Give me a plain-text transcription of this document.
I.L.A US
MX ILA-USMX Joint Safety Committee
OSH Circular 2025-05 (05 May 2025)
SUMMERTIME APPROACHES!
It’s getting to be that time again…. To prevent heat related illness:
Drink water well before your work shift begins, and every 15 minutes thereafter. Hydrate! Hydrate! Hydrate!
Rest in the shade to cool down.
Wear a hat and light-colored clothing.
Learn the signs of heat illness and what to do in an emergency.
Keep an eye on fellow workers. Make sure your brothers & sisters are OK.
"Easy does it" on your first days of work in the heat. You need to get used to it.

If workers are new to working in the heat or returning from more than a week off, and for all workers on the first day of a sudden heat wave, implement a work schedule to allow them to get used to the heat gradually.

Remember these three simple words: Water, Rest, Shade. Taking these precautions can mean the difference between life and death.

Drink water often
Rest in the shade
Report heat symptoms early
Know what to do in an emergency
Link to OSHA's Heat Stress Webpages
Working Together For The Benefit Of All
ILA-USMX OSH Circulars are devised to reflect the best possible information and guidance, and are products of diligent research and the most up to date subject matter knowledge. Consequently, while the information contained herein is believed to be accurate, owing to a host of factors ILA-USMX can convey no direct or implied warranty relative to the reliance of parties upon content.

* * * * * * *

Stated task =>
Repeat the listing exactly, from its first line to its last.

Answer to the task =>
Give me a plain-text transcription of this document.
I.L.A US
MX ILA-USMX Joint Safety Committee
OSH Circular 2025-05 (05 May 2025)
SUMMERTIME APPROACHES!
It’s getting to be that time again…. To prevent heat related illness:
Drink water well before your work shift begins, and every 15 minutes thereafter. Hydrate! Hydrate! Hydrate!
Rest in the shade to cool down.
Wear a hat and light-colored clothing.
Learn the signs of heat illness and what to do in an emergency.
Keep an eye on fellow workers. Make sure your brothers & sisters are OK.
"Easy does it" on your first days of work in the heat. You need to get used to it.

If workers are new to working in the heat or returning from more than a week off, and for all workers on the first day of a sudden heat wave, implement a work schedule to allow them to get used to the heat gradually.

Remember these three simple words: Water, Rest, Shade. Taking these precautions can mean the difference between life and death.

Drink water often
Rest in the shade
Report heat symptoms early
Know what to do in an emergency
Link to OSHA's Heat Stress Webpages
Working Together For The Benefit Of All
ILA-USMX OSH Circulars are devised to reflect the best possible information and guidance, and are products of diligent research and the most up to date subject matter knowledge. Consequently, while the information contained herein is believed to be accurate, owing to a host of factors ILA-USMX can convey no direct or implied warranty relative to the reliance of parties upon content.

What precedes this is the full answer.